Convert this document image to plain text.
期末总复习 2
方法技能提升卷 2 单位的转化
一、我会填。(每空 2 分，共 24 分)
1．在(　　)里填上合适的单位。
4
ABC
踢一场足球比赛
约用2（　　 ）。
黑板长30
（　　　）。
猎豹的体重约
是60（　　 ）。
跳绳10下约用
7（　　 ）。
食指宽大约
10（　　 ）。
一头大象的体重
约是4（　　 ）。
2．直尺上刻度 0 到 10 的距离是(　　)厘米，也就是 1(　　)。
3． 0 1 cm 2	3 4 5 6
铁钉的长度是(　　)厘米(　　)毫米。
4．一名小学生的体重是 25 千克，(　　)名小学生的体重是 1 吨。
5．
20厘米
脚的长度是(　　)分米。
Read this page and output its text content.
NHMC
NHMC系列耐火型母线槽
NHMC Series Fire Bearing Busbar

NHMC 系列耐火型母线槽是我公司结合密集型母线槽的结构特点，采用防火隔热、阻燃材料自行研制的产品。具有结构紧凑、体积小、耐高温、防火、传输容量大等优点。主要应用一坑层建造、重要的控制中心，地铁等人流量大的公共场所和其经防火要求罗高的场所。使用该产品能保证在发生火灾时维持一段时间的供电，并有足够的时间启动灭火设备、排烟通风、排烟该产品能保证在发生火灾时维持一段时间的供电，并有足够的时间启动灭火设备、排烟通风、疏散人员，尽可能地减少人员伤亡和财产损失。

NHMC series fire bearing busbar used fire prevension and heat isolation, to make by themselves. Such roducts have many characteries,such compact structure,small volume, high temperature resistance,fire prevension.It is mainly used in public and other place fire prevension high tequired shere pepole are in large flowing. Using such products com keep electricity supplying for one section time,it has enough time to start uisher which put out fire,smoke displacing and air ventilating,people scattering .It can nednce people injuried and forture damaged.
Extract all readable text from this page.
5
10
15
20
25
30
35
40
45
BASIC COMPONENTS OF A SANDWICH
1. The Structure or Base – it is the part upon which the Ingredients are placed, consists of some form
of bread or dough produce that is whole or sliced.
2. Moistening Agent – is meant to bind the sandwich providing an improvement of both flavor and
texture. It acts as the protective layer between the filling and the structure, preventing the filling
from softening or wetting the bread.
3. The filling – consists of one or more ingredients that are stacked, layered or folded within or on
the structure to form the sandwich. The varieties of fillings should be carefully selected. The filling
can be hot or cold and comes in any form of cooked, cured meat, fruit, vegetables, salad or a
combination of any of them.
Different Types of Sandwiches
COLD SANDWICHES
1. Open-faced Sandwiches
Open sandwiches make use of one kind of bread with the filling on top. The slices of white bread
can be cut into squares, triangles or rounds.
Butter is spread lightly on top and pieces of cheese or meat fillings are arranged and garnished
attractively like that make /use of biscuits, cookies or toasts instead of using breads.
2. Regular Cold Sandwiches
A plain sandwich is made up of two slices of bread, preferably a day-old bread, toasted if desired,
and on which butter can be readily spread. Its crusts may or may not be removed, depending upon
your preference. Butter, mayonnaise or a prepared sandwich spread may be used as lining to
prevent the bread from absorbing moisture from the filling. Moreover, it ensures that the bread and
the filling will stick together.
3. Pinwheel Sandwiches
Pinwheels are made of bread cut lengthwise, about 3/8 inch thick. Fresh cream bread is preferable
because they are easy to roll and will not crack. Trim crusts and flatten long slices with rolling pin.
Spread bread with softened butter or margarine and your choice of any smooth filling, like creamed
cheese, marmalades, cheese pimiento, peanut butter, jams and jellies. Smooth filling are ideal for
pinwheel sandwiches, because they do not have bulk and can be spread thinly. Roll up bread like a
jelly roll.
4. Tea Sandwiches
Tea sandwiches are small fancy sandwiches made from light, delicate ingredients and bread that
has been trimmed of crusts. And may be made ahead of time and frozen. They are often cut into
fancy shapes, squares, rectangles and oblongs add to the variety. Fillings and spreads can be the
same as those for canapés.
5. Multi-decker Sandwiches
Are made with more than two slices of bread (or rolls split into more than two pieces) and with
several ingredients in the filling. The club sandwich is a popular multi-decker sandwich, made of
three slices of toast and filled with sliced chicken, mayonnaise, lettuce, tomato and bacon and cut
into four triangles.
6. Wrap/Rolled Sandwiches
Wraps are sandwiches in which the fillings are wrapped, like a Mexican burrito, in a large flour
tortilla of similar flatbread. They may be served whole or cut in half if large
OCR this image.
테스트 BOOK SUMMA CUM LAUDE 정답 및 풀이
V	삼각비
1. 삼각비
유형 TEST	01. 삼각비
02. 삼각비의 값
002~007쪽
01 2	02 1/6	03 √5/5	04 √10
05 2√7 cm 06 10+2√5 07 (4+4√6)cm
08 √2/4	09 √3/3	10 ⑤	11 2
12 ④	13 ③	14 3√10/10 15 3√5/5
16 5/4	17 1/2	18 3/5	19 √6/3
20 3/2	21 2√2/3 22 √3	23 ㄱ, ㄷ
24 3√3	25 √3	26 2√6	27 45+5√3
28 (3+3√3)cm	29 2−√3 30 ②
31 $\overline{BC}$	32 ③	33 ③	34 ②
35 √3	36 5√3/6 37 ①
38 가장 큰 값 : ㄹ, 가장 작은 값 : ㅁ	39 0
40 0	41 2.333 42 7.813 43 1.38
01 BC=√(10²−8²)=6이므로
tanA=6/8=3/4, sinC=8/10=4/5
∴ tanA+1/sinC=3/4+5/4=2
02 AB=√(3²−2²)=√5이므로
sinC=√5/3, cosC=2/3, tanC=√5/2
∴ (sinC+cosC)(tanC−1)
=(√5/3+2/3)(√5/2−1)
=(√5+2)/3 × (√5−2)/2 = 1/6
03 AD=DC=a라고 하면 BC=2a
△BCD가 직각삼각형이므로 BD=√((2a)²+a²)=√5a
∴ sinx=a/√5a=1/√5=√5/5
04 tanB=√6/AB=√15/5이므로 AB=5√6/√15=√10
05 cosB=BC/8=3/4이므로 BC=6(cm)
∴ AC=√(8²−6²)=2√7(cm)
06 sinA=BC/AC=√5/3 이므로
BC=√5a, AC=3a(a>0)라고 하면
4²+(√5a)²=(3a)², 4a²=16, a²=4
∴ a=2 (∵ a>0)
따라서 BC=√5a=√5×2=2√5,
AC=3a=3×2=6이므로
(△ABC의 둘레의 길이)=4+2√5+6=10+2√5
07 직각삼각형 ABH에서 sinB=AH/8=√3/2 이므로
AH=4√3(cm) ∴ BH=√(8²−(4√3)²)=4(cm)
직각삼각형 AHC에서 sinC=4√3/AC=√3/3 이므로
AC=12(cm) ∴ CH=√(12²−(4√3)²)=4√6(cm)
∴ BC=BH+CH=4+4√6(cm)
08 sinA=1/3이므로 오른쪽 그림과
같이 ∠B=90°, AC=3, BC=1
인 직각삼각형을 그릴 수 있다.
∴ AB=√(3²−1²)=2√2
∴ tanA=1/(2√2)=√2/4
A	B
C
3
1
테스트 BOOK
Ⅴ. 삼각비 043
┄┄┄┄┄┄┄┄┄┄┄┄┄┄┄┄┄┄┄┄
Written task »
Using the material above, print every entry exactly as written.

Complete answer »
Convert this document image to plain text.
期末总复习 2
方法技能提升卷 2 单位的转化
一、我会填。(每空 2 分，共 24 分)
1．在(　　)里填上合适的单位。
4
ABC
踢一场足球比赛
约用2（　　 ）。
黑板长30
（　　　）。
猎豹的体重约
是60（　　 ）。
跳绳10下约用
7（　　 ）。
食指宽大约
10（　　 ）。
一头大象的体重
约是4（　　 ）。
2．直尺上刻度 0 到 10 的距离是(　　)厘米，也就是 1(　　)。
3． 0 1 cm 2	3 4 5 6
铁钉的长度是(　　)厘米(　　)毫米。
4．一名小学生的体重是 25 千克，(　　)名小学生的体重是 1 吨。
5．
20厘米
脚的长度是(　　)分米。
Read this page and output its text content.
NHMC
NHMC系列耐火型母线槽
NHMC Series Fire Bearing Busbar

NHMC 系列耐火型母线槽是我公司结合密集型母线槽的结构特点，采用防火隔热、阻燃材料自行研制的产品。具有结构紧凑、体积小、耐高温、防火、传输容量大等优点。主要应用一坑层建造、重要的控制中心，地铁等人流量大的公共场所和其经防火要求罗高的场所。使用该产品能保证在发生火灾时维持一段时间的供电，并有足够的时间启动灭火设备、排烟通风、排烟该产品能保证在发生火灾时维持一段时间的供电，并有足够的时间启动灭火设备、排烟通风、疏散人员，尽可能地减少人员伤亡和财产损失。

NHMC series fire bearing busbar used fire prevension and heat isolation, to make by themselves. Such roducts have many characteries,such compact structure,small volume, high temperature resistance,fire prevension.It is mainly used in public and other place fire prevension high tequired shere pepole are in large flowing. Using such products com keep electricity supplying for one section time,it has enough time to start uisher which put out fire,smoke displacing and air ventilating,people scattering .It can nednce people injuried and forture damaged.
Extract all readable text from this page.
5
10
15
20
25
30
35
40
45
BASIC COMPONENTS OF A SANDWICH
1. The Structure or Base – it is the part upon which the Ingredients are placed, consists of some form
of bread or dough produce that is whole or sliced.
2. Moistening Agent – is meant to bind the sandwich providing an improvement of both flavor and
texture. It acts as the protective layer between the filling and the structure, preventing the filling
from softening or wetting the bread.
3. The filling – consists of one or more ingredients that are stacked, layered or folded within or on
the structure to form the sandwich. The varieties of fillings should be carefully selected. The filling
can be hot or cold and comes in any form of cooked, cured meat, fruit, vegetables, salad or a
combination of any of them.
Different Types of Sandwiches
COLD SANDWICHES
1. Open-faced Sandwiches
Open sandwiches make use of one kind of bread with the filling on top. The slices of white bread
can be cut into squares, triangles or rounds.
Butter is spread lightly on top and pieces of cheese or meat fillings are arranged and garnished
attractively like that make /use of biscuits, cookies or toasts instead of using breads.
2. Regular Cold Sandwiches
A plain sandwich is made up of two slices of bread, preferably a day-old bread, toasted if desired,
and on which butter can be readily spread. Its crusts may or may not be removed, depending upon
your preference. Butter, mayonnaise or a prepared sandwich spread may be used as lining to
prevent the bread from absorbing moisture from the filling. Moreover, it ensures that the bread and
the filling will stick together.
3. Pinwheel Sandwiches
Pinwheels are made of bread cut lengthwise, about 3/8 inch thick. Fresh cream bread is preferable
because they are easy to roll and will not crack. Trim crusts and flatten long slices with rolling pin.
Spread bread with softened butter or margarine and your choice of any smooth filling, like creamed
cheese, marmalades, cheese pimiento, peanut butter, jams and jellies. Smooth filling are ideal for
pinwheel sandwiches, because they do not have bulk and can be spread thinly. Roll up bread like a
jelly roll.
4. Tea Sandwiches
Tea sandwiches are small fancy sandwiches made from light, delicate ingredients and bread that
has been trimmed of crusts. And may be made ahead of time and frozen. They are often cut into
fancy shapes, squares, rectangles and oblongs add to the variety. Fillings and spreads can be the
same as those for canapés.
5. Multi-decker Sandwiches
Are made with more than two slices of bread (or rolls split into more than two pieces) and with
several ingredients in the filling. The club sandwich is a popular multi-decker sandwich, made of
three slices of toast and filled with sliced chicken, mayonnaise, lettuce, tomato and bacon and cut
into four triangles.
6. Wrap/Rolled Sandwiches
Wraps are sandwiches in which the fillings are wrapped, like a Mexican burrito, in a large flour
tortilla of similar flatbread. They may be served whole or cut in half if large
OCR this image.
테스트 BOOK SUMMA CUM LAUDE 정답 및 풀이
V	삼각비
1. 삼각비
유형 TEST	01. 삼각비
02. 삼각비의 값
002~007쪽
01 2	02 1/6	03 √5/5	04 √10
05 2√7 cm 06 10+2√5 07 (4+4√6)cm
08 √2/4	09 √3/3	10 ⑤	11 2
12 ④	13 ③	14 3√10/10 15 3√5/5
16 5/4	17 1/2	18 3/5	19 √6/3
20 3/2	21 2√2/3 22 √3	23 ㄱ, ㄷ
24 3√3	25 √3	26 2√6	27 45+5√3
28 (3+3√3)cm	29 2−√3 30 ②
31 $\overline{BC}$	32 ③	33 ③	34 ②
35 √3	36 5√3/6 37 ①
38 가장 큰 값 : ㄹ, 가장 작은 값 : ㅁ	39 0
40 0	41 2.333 42 7.813 43 1.38
01 BC=√(10²−8²)=6이므로
tanA=6/8=3/4, sinC=8/10=4/5
∴ tanA+1/sinC=3/4+5/4=2
02 AB=√(3²−2²)=√5이므로
sinC=√5/3, cosC=2/3, tanC=√5/2
∴ (sinC+cosC)(tanC−1)
=(√5/3+2/3)(√5/2−1)
=(√5+2)/3 × (√5−2)/2 = 1/6
03 AD=DC=a라고 하면 BC=2a
△BCD가 직각삼각형이므로 BD=√((2a)²+a²)=√5a
∴ sinx=a/√5a=1/√5=√5/5
04 tanB=√6/AB=√15/5이므로 AB=5√6/√15=√10
05 cosB=BC/8=3/4이므로 BC=6(cm)
∴ AC=√(8²−6²)=2√7(cm)
06 sinA=BC/AC=√5/3 이므로
BC=√5a, AC=3a(a>0)라고 하면
4²+(√5a)²=(3a)², 4a²=16, a²=4
∴ a=2 (∵ a>0)
따라서 BC=√5a=√5×2=2√5,
AC=3a=3×2=6이므로
(△ABC의 둘레의 길이)=4+2√5+6=10+2√5
07 직각삼각형 ABH에서 sinB=AH/8=√3/2 이므로
AH=4√3(cm) ∴ BH=√(8²−(4√3)²)=4(cm)
직각삼각형 AHC에서 sinC=4√3/AC=√3/3 이므로
AC=12(cm) ∴ CH=√(12²−(4√3)²)=4√6(cm)
∴ BC=BH+CH=4+4√6(cm)
08 sinA=1/3이므로 오른쪽 그림과
같이 ∠B=90°, AC=3, BC=1
인 직각삼각형을 그릴 수 있다.
∴ AB=√(3²−1²)=2√2
∴ tanA=1/(2√2)=√2/4
A	B
C
3
1
테스트 BOOK
Ⅴ. 삼각비 043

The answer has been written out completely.